■ TO DO:
Rewrite everything in the records below from the line containing "- colorbar-label: Volume" down to the line containing "- y-tick-label: 4.7: [64, 383, 100, 411]", both included, as a numbered list, leaving out any blank lines.

-- start PROVIDED RECORDS --

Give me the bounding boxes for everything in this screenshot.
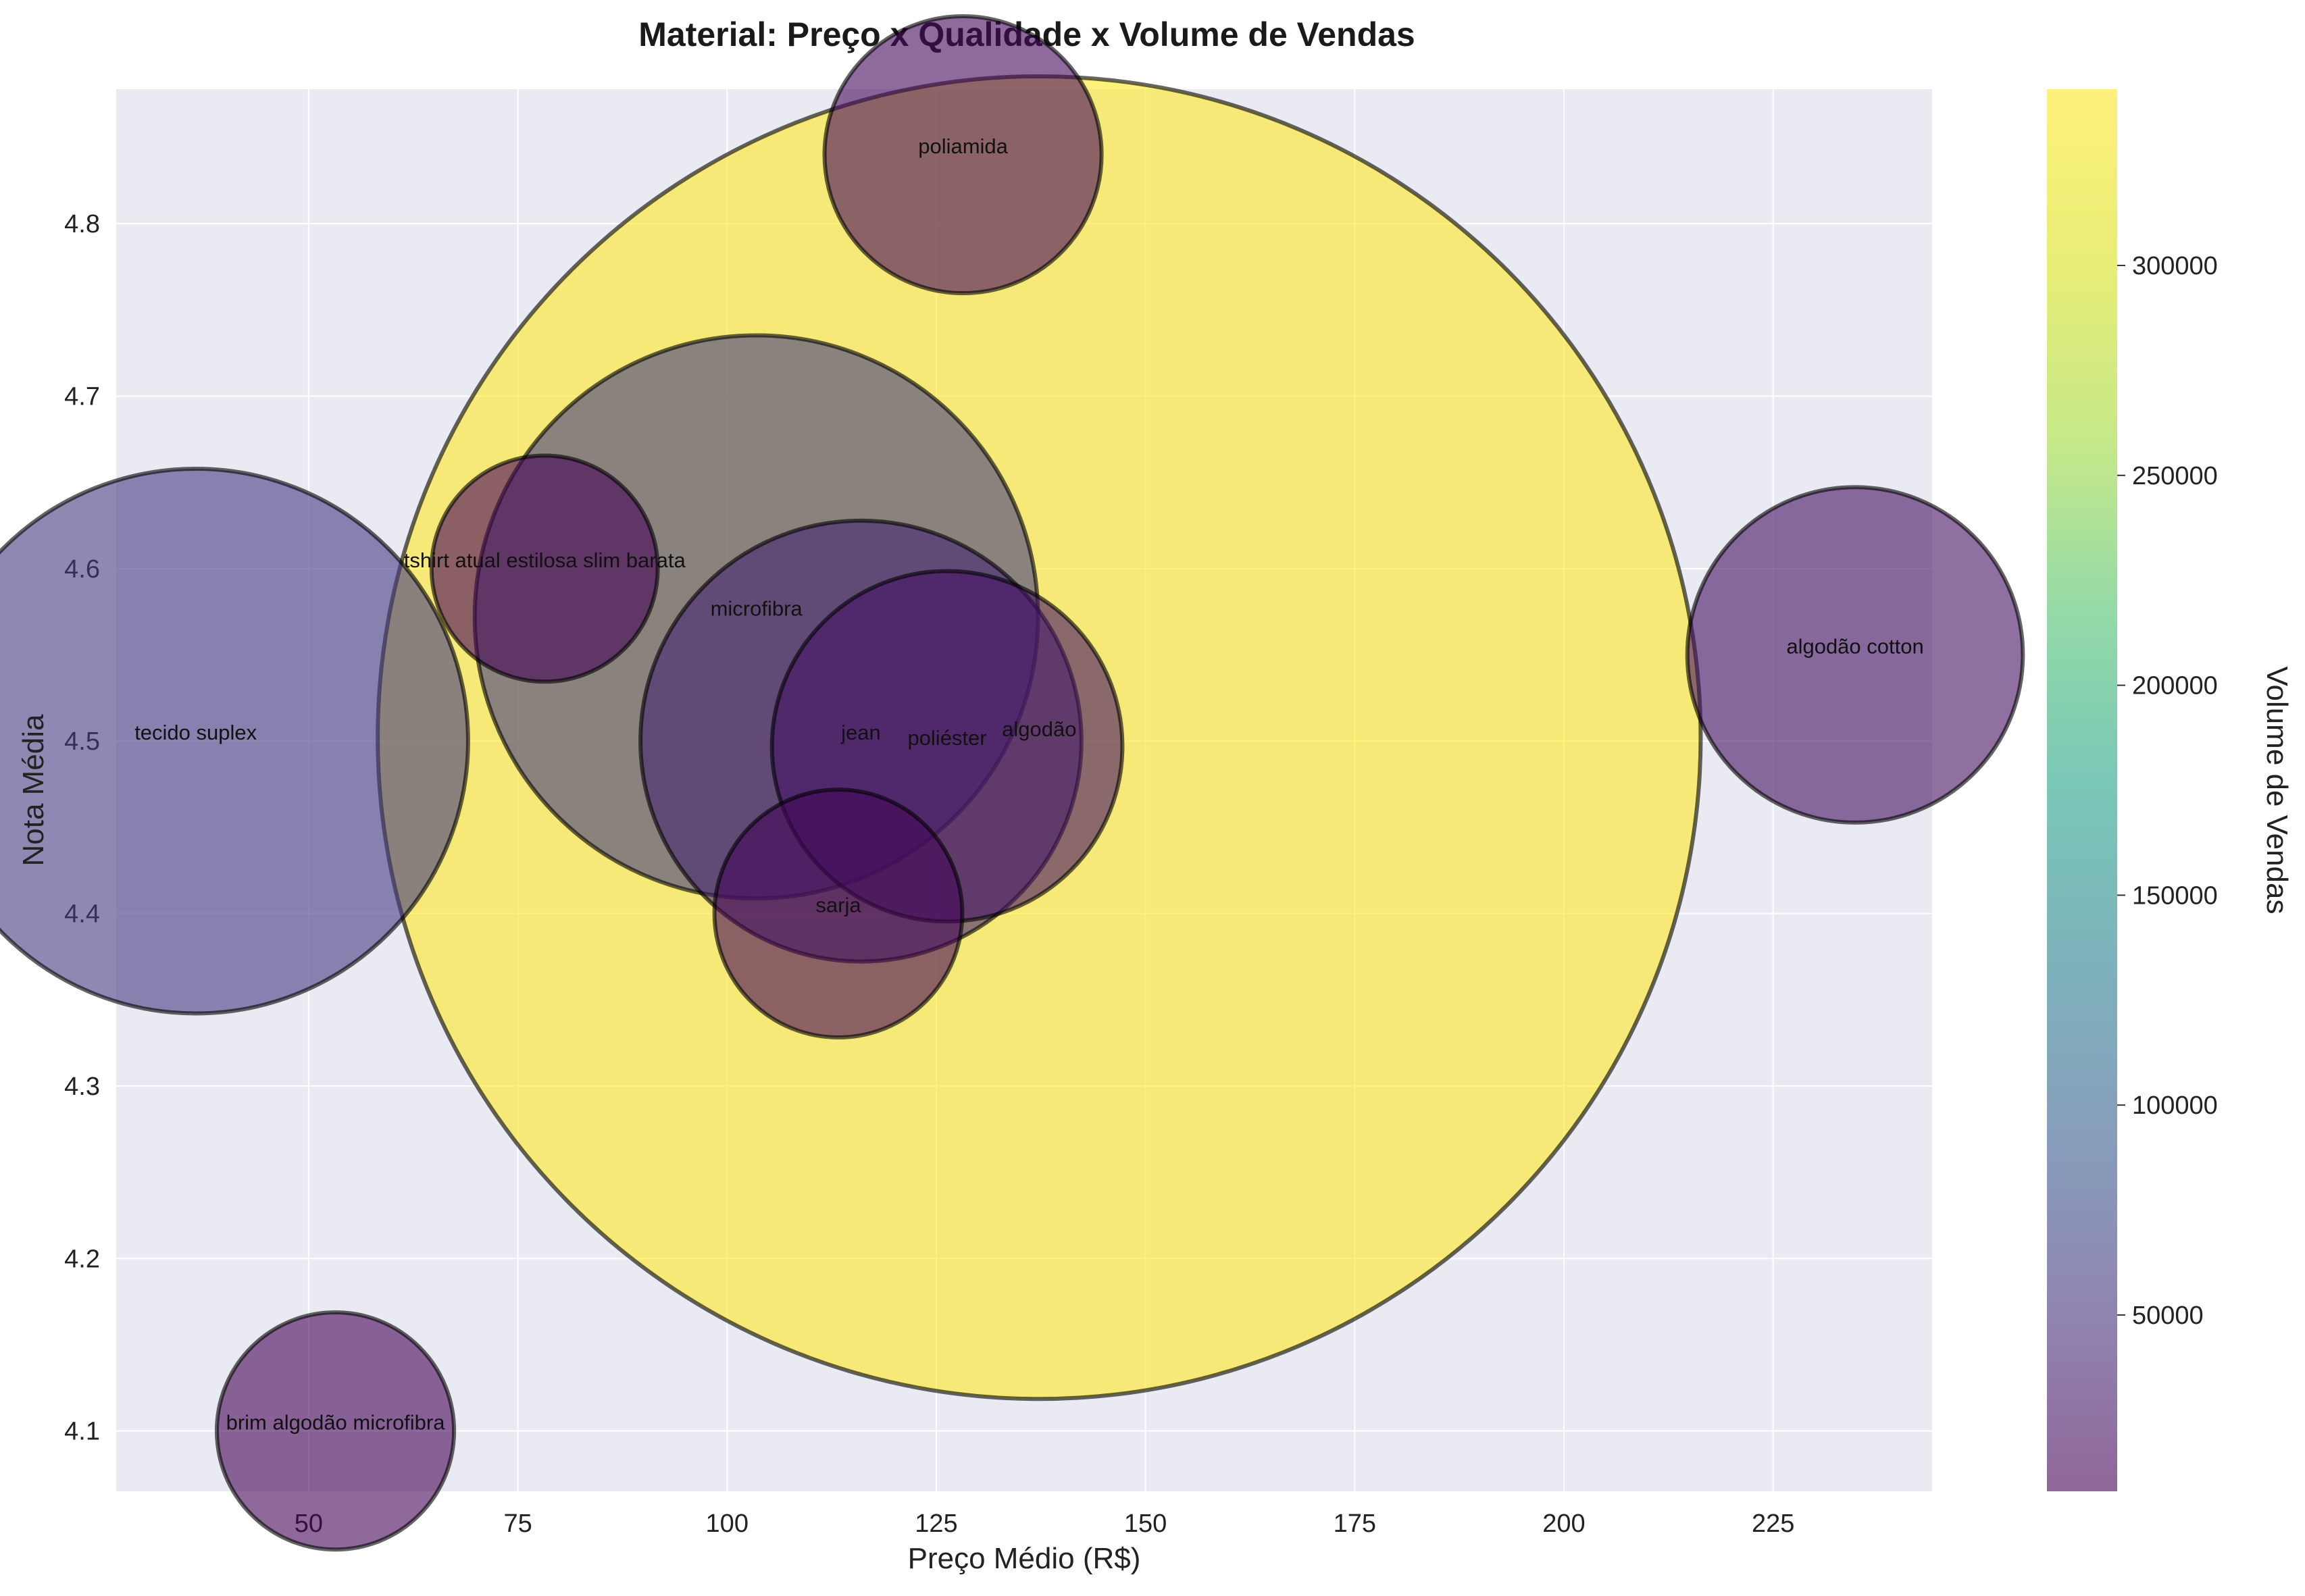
- colorbar-label: Volume de Vendas: [2260, 667, 2294, 915]
- colorbar-tick-label: 150000: [2132, 881, 2218, 910]
- y-tick-label: 4.1: [64, 1418, 100, 1446]
- y-tick-label: 4.2: [64, 1245, 100, 1273]
- bubble: [429, 453, 660, 684]
- point-label: microfibra: [711, 596, 803, 620]
- y-tick-label: 4.7: [64, 383, 100, 411]
- point-label: poliamida: [918, 134, 1008, 158]
- bubble: [1685, 485, 2025, 825]
- point-labels: poliamida tshirt atual estilosa slim bara…: [134, 134, 1924, 1435]
- colorbar-tick-label: 100000: [2132, 1091, 2218, 1120]
- x-tick-label: 150: [1124, 1510, 1167, 1538]
- colorbar-tick-label: 300000: [2132, 252, 2218, 280]
- x-tick-label: 100: [706, 1510, 749, 1538]
- point-label: poliéster: [907, 726, 986, 750]
- y-tick-label: 4.3: [64, 1073, 100, 1101]
- x-tick-label: 75: [503, 1510, 532, 1538]
- x-axis-label: Preço Médio (R$): [908, 1542, 1141, 1575]
- x-tick-label: 175: [1334, 1510, 1376, 1538]
- point-label: algodão: [1002, 717, 1076, 741]
- point-label: tecido suplex: [134, 721, 257, 744]
- colorbar: [2047, 89, 2117, 1491]
- bubble: [214, 1310, 457, 1552]
- data-points: [0, 14, 2025, 1552]
- x-tick-label: 200: [1542, 1510, 1585, 1538]
- point-label: algodão cotton: [1786, 635, 1923, 659]
- bubble: [712, 788, 965, 1039]
- bubble: [822, 14, 1104, 296]
- bubble: [0, 467, 470, 1016]
- y-axis-label: Nota Média: [17, 714, 50, 867]
- x-tick-label: 125: [915, 1510, 957, 1538]
- point-label: brim algodão microfibra: [226, 1411, 446, 1435]
- point-label: sarja: [815, 894, 861, 917]
- colorbar-tick-label: 200000: [2132, 672, 2218, 700]
- colorbar-tick-label: 50000: [2132, 1302, 2204, 1330]
- point-label: tshirt atual estilosa slim barata: [404, 548, 686, 572]
- colorbar-ticks: 50000 100000 150000 200000 250000 300000: [2117, 252, 2218, 1330]
- colorbar-tick-label: 250000: [2132, 462, 2218, 490]
- point-label: jean: [840, 721, 881, 744]
- y-tick-label: 4.8: [64, 210, 100, 238]
- x-tick-label: 225: [1752, 1510, 1794, 1538]
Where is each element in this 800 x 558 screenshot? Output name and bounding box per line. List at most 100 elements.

-- end PROVIDED RECORDS --

■ ANSWER:
1. - colorbar-label: Volume de Vendas: [2260, 667, 2294, 915]
2. - colorbar-tick-label: 150000: [2132, 881, 2218, 910]
3. - y-tick-label: 4.1: [64, 1418, 100, 1446]
4. - y-tick-label: 4.2: [64, 1245, 100, 1273]
5. - bubble: [429, 453, 660, 684]
6. - point-label: microfibra: [711, 596, 803, 620]
7. - y-tick-label: 4.7: [64, 383, 100, 411]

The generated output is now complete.